• _Page extract_:

Therefore, I would that ye should know, that after the Lord had shown so many marvelous things unto my father, Lehi, yea, concerning the destruction of Jerusalem, behold he went forth among the people, and began to prophesy and to declare unto them concerning the things which he had both seen and heard.
And it came to pass that the Jews did mock him because of the things which he testified of them; for he truly testified of their wickedness and their abominations; and he testified that the things which he saw and heard, and also the things which he read in the book, manifested plainly of the coming of a Messiah, and also the redemption of the world.
And when the Jews heard these things they were angry with him; yea, even as with the prophets of old, whom they had cast out, and stoned, and slain; and they also sought his life, that they might take it away. (1 Nephi 1:18-20; emphasis mine)
A careful reading of the verses, which I had overlooked for years in the dozens of times reading the first chapter of Nephi, shows the Jews mocking the prophet Lehi when he testified of their destruction. It wasn’t until Lehi prophesied of Christ that they became angry to the point of wanting to kill him. Think about that for a moment.

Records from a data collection

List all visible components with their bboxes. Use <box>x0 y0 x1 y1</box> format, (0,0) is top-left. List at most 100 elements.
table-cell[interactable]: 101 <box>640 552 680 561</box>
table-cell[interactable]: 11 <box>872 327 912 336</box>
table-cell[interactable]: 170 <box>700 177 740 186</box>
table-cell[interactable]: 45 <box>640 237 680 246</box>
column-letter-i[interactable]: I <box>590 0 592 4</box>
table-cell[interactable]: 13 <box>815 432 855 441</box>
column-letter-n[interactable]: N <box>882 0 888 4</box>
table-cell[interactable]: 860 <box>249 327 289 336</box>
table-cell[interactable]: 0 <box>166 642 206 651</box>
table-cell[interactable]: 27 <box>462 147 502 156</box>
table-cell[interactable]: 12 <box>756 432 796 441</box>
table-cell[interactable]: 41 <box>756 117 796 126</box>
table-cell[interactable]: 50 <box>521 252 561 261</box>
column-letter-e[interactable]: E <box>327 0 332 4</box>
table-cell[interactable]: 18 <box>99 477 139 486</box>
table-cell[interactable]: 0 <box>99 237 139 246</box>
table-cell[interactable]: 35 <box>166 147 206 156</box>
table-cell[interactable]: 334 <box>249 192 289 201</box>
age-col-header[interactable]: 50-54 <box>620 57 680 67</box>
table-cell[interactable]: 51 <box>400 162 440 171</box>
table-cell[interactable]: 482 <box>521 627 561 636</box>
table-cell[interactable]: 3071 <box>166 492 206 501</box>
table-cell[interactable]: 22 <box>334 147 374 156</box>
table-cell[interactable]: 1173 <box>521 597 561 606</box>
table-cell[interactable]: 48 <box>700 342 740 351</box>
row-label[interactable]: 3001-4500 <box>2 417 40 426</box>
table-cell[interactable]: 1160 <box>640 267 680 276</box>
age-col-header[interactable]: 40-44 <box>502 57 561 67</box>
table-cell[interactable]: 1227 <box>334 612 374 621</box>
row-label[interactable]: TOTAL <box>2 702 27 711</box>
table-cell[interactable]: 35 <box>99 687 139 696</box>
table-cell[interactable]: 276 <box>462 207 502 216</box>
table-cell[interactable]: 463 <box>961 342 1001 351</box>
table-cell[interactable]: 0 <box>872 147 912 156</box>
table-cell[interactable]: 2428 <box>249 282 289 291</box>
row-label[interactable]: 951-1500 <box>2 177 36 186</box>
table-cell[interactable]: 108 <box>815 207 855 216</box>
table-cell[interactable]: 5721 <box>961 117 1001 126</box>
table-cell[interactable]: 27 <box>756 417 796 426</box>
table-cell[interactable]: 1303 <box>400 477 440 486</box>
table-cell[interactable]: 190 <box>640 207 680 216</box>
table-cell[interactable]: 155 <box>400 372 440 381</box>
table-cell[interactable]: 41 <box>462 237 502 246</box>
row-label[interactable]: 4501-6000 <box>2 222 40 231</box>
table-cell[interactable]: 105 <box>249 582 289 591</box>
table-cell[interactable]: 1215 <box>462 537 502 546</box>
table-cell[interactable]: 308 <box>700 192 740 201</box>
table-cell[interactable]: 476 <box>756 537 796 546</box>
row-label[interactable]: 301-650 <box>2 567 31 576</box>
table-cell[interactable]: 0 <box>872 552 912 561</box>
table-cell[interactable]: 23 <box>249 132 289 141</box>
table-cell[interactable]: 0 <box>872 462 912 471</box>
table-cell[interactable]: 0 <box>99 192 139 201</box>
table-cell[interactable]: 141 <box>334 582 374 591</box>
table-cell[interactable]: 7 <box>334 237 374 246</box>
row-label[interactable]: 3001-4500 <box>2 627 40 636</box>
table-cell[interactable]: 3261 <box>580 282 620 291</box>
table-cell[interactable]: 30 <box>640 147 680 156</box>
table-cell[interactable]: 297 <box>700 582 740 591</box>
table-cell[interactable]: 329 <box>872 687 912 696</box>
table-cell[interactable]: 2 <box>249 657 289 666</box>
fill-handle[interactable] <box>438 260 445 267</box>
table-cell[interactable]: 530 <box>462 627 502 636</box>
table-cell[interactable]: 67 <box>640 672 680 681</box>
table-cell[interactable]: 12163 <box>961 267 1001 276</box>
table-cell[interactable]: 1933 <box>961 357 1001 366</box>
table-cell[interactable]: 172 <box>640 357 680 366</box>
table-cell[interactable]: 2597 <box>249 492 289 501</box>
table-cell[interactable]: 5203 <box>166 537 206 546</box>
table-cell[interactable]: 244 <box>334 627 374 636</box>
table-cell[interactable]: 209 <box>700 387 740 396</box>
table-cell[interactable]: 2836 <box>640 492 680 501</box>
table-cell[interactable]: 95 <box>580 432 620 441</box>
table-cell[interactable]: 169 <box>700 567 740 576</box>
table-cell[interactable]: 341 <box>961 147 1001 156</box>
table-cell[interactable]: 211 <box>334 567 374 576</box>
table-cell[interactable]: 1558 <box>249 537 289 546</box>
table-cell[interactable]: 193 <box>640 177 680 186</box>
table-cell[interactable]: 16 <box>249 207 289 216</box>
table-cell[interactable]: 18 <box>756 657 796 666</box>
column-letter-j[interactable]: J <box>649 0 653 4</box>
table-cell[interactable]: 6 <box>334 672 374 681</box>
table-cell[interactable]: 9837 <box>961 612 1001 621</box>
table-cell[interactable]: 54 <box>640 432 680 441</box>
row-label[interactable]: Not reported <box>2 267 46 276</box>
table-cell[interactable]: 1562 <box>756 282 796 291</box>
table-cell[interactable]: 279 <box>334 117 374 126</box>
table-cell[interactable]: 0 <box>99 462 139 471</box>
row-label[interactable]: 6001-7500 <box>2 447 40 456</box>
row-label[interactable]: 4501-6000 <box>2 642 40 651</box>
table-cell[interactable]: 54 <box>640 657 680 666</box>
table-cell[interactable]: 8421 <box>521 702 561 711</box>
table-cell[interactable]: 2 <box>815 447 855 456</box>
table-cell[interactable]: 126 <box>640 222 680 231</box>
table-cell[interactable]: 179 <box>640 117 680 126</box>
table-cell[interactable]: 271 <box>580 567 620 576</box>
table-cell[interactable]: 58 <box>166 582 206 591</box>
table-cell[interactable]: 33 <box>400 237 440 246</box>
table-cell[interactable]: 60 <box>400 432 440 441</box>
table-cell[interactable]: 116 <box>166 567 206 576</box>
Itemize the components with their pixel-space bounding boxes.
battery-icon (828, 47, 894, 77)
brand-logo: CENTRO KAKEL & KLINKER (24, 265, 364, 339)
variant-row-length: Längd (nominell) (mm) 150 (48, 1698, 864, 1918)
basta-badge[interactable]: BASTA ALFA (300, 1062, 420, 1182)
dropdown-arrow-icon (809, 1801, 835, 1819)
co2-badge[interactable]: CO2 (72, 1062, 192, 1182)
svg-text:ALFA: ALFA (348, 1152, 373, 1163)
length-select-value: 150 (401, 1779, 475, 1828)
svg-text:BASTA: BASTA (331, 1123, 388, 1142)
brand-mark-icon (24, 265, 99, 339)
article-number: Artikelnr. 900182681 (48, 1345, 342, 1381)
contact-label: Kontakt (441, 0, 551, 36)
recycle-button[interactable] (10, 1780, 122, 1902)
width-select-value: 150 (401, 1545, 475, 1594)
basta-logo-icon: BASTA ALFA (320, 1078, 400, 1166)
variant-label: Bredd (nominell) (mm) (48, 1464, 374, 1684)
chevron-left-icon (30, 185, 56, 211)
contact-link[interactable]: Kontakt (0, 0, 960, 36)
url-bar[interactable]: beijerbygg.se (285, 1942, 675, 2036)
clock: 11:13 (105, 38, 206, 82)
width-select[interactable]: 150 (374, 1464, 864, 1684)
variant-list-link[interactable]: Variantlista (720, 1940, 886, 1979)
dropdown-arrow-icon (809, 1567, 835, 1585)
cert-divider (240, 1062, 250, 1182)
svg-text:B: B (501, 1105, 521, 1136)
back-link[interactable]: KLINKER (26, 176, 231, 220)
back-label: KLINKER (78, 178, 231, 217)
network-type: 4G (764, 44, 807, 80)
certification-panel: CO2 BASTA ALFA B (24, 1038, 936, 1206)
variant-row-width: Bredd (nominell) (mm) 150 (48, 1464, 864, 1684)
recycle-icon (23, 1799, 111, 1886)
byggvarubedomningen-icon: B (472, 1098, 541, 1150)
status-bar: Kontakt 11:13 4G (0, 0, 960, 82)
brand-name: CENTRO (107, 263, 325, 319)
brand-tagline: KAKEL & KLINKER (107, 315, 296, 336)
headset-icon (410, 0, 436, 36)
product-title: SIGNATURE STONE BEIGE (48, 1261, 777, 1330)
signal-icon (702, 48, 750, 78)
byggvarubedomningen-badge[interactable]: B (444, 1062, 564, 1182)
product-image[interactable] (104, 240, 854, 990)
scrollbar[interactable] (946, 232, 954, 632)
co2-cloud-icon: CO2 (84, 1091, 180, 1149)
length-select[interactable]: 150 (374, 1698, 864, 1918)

• _Task instructions_:
1) According to the passage on Lehi, what three things had been done to the prophets of old?
2) Echo the passage on Lehi between "Therefore, I would" and "1:18-20; emphasis mine)", inclusive.

• _Answers provided_:
1) They were cast out, stoned, and slain.

2)
Therefore, I would that ye should know, that after the Lord had shown so many marvelous things unto my father, Lehi, yea, concerning the destruction of Jerusalem, behold he went forth among the people, and began to prophesy and to declare unto them concerning the things which he had both seen and heard.
And it came to pass that the Jews did mock him because of the things which he testified of them; for he truly testified of their wickedness and their abominations; and he testified that the things which he saw and heard, and also the things which he read in the book, manifested plainly of the coming of a Messiah, and also the redemption of the world.
And when the Jews heard these things they were angry with him; yea, even as with the prophets of old, whom they had cast out, and stoned, and slain; and they also sought his life, that they might take it away. (1 Nephi 1:18-20; emphasis mine)